Your objective:
Can you reproduce the data beneath, keeping every line exact?

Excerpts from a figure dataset

-----

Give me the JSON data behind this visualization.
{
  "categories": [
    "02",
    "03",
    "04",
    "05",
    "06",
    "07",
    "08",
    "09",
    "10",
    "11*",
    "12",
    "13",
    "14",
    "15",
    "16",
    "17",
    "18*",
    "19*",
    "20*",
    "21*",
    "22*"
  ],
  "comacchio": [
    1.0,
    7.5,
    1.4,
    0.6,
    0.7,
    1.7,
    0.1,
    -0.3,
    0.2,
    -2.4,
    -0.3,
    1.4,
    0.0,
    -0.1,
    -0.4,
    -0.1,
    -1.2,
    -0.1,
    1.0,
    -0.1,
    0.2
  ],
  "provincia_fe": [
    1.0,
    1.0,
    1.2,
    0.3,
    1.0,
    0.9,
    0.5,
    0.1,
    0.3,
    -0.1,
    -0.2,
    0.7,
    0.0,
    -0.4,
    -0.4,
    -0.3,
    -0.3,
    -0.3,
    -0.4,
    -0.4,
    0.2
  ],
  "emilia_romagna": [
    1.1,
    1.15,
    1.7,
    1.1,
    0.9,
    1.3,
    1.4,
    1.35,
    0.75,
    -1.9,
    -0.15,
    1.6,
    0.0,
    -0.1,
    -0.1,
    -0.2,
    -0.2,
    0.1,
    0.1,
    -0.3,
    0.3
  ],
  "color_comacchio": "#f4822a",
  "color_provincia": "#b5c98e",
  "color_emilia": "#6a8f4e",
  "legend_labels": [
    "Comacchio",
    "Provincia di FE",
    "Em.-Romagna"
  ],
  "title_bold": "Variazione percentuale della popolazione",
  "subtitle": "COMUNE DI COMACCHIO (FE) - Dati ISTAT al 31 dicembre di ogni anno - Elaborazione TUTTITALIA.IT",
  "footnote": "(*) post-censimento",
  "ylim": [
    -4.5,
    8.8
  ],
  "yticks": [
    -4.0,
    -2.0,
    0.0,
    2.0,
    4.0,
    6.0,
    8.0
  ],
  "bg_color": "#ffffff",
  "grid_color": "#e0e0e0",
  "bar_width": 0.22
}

-----

The result:
Give me the JSON data behind this visualization.
{
  "categories": [
    "02",
    "03",
    "04",
    "05",
    "06",
    "07",
    "08",
    "09",
    "10",
    "11*",
    "12",
    "13",
    "14",
    "15",
    "16",
    "17",
    "18*",
    "19*",
    "20*",
    "21*",
    "22*"
  ],
  "comacchio": [
    1.0,
    7.5,
    1.4,
    0.6,
    0.7,
    1.7,
    0.1,
    -0.3,
    0.2,
    -2.4,
    -0.3,
    1.4,
    0.0,
    -0.1,
    -0.4,
    -0.1,
    -1.2,
    -0.1,
    1.0,
    -0.1,
    0.2
  ],
  "provincia_fe": [
    1.0,
    1.0,
    1.2,
    0.3,
    1.0,
    0.9,
    0.5,
    0.1,
    0.3,
    -0.1,
    -0.2,
    0.7,
    0.0,
    -0.4,
    -0.4,
    -0.3,
    -0.3,
    -0.3,
    -0.4,
    -0.4,
    0.2
  ],
  "emilia_romagna": [
    1.1,
    1.15,
    1.7,
    1.1,
    0.9,
    1.3,
    1.4,
    1.35,
    0.75,
    -1.9,
    -0.15,
    1.6,
    0.0,
    -0.1,
    -0.1,
    -0.2,
    -0.2,
    0.1,
    0.1,
    -0.3,
    0.3
  ],
  "color_comacchio": "#f4822a",
  "color_provincia": "#b5c98e",
  "color_emilia": "#6a8f4e",
  "legend_labels": [
    "Comacchio",
    "Provincia di FE",
    "Em.-Romagna"
  ],
  "title_bold": "Variazione percentuale della popolazione",
  "subtitle": "COMUNE DI COMACCHIO (FE) - Dati ISTAT al 31 dicembre di ogni anno - Elaborazione TUTTITALIA.IT",
  "footnote": "(*) post-censimento",
  "ylim": [
    -4.5,
    8.8
  ],
  "yticks": [
    -4.0,
    -2.0,
    0.0,
    2.0,
    4.0,
    6.0,
    8.0
  ],
  "bg_color": "#ffffff",
  "grid_color": "#e0e0e0",
  "bar_width": 0.22
}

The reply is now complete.